Lines of data:
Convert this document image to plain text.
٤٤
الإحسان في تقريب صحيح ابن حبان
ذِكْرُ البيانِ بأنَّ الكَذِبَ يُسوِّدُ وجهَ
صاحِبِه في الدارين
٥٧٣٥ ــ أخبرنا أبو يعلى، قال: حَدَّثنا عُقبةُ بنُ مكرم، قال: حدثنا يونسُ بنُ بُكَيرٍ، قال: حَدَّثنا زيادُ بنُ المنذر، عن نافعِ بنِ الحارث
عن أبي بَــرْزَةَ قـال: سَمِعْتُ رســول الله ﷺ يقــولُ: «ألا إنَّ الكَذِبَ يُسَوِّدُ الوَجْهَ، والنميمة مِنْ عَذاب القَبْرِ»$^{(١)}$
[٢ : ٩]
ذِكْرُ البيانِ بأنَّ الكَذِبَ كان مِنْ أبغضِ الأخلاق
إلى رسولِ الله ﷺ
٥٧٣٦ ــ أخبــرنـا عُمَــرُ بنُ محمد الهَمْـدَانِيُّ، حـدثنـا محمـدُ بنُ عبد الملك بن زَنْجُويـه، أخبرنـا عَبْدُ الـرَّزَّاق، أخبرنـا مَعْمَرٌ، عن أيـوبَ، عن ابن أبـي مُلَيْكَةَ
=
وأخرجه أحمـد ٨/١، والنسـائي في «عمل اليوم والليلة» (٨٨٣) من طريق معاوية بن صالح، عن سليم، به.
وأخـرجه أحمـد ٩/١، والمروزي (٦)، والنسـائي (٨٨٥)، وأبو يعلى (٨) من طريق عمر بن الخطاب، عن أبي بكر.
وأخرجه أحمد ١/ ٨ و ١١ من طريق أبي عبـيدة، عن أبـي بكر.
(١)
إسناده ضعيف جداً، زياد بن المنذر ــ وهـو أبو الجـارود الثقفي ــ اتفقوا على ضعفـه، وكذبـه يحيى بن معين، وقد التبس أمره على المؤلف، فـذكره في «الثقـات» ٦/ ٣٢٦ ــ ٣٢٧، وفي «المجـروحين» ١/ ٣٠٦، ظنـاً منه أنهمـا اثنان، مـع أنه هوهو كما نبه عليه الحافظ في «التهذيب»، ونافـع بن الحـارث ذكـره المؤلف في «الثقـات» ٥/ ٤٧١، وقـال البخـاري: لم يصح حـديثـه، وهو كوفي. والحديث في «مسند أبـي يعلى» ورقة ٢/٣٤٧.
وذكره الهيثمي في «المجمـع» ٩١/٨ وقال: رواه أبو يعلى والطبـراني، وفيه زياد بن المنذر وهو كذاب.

**Given instruction:** Retype the data in full and match it exactly.

**Expected output:**
Convert this document image to plain text.
٤٤
الإحسان في تقريب صحيح ابن حبان
ذِكْرُ البيانِ بأنَّ الكَذِبَ يُسوِّدُ وجهَ
صاحِبِه في الدارين
٥٧٣٥ ــ أخبرنا أبو يعلى، قال: حَدَّثنا عُقبةُ بنُ مكرم، قال: حدثنا يونسُ بنُ بُكَيرٍ، قال: حَدَّثنا زيادُ بنُ المنذر، عن نافعِ بنِ الحارث
عن أبي بَــرْزَةَ قـال: سَمِعْتُ رســول الله ﷺ يقــولُ: «ألا إنَّ الكَذِبَ يُسَوِّدُ الوَجْهَ، والنميمة مِنْ عَذاب القَبْرِ»$^{(١)}$
[٢ : ٩]
ذِكْرُ البيانِ بأنَّ الكَذِبَ كان مِنْ أبغضِ الأخلاق
إلى رسولِ الله ﷺ
٥٧٣٦ ــ أخبــرنـا عُمَــرُ بنُ محمد الهَمْـدَانِيُّ، حـدثنـا محمـدُ بنُ عبد الملك بن زَنْجُويـه، أخبرنـا عَبْدُ الـرَّزَّاق، أخبرنـا مَعْمَرٌ، عن أيـوبَ، عن ابن أبـي مُلَيْكَةَ
=
وأخرجه أحمـد ٨/١، والنسـائي في «عمل اليوم والليلة» (٨٨٣) من طريق معاوية بن صالح، عن سليم، به.
وأخـرجه أحمـد ٩/١، والمروزي (٦)، والنسـائي (٨٨٥)، وأبو يعلى (٨) من طريق عمر بن الخطاب، عن أبي بكر.
وأخرجه أحمد ١/ ٨ و ١١ من طريق أبي عبـيدة، عن أبـي بكر.
(١)
إسناده ضعيف جداً، زياد بن المنذر ــ وهـو أبو الجـارود الثقفي ــ اتفقوا على ضعفـه، وكذبـه يحيى بن معين، وقد التبس أمره على المؤلف، فـذكره في «الثقـات» ٦/ ٣٢٦ ــ ٣٢٧، وفي «المجـروحين» ١/ ٣٠٦، ظنـاً منه أنهمـا اثنان، مـع أنه هوهو كما نبه عليه الحافظ في «التهذيب»، ونافـع بن الحـارث ذكـره المؤلف في «الثقـات» ٥/ ٤٧١، وقـال البخـاري: لم يصح حـديثـه، وهو كوفي. والحديث في «مسند أبـي يعلى» ورقة ٢/٣٤٧.
وذكره الهيثمي في «المجمـع» ٩١/٨ وقال: رواه أبو يعلى والطبـراني، وفيه زياد بن المنذر وهو كذاب.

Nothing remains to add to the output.